EXERCISE AIM: Show all lines holding the string "linux".

Dataset items:
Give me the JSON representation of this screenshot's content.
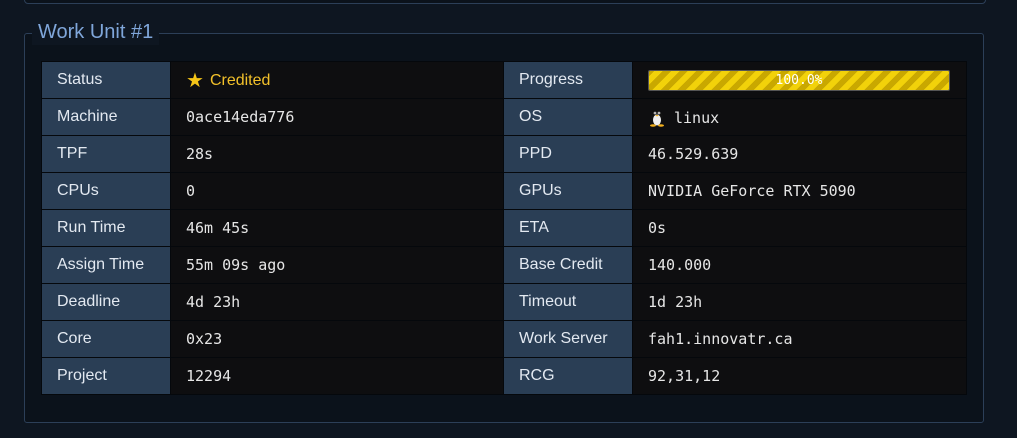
{
  "work_unit": {
    "title": "Work Unit #1",
    "rows": [
      {
        "left_label": "Status",
        "left_value": "Credited",
        "right_label": "Progress",
        "right_value": "100.0%"
      },
      {
        "left_label": "Machine",
        "left_value": "0ace14eda776",
        "right_label": "OS",
        "right_value": "linux"
      },
      {
        "left_label": "TPF",
        "left_value": "28s",
        "right_label": "PPD",
        "right_value": "46.529.639"
      },
      {
        "left_label": "CPUs",
        "left_value": "0",
        "right_label": "GPUs",
        "right_value": "NVIDIA GeForce RTX 5090"
      },
      {
        "left_label": "Run Time",
        "left_value": "46m 45s",
        "right_label": "ETA",
        "right_value": "0s"
      },
      {
        "left_label": "Assign Time",
        "left_value": "55m 09s ago",
        "right_label": "Base Credit",
        "right_value": "140.000"
      },
      {
        "left_label": "Deadline",
        "left_value": "4d 23h",
        "right_label": "Timeout",
        "right_value": "1d 23h"
      },
      {
        "left_label": "Core",
        "left_value": "0x23",
        "right_label": "Work Server",
        "right_value": "fah1.innovatr.ca"
      },
      {
        "left_label": "Project",
        "left_value": "12294",
        "right_label": "RCG",
        "right_value": "92,31,12"
      }
    ],
    "progress_fraction": 1.0,
    "status_icon": "star-icon",
    "os_icon": "linux-tux-icon",
    "colors": {
      "accent": "#7fa6da",
      "status": "#f3c12a",
      "progress": "#f2d20a",
      "label_bg": "#2a3e55"
    }
  }
}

IN RESPONSE:
        "right_value": "linux"
    "os_icon": "linux-tux-icon",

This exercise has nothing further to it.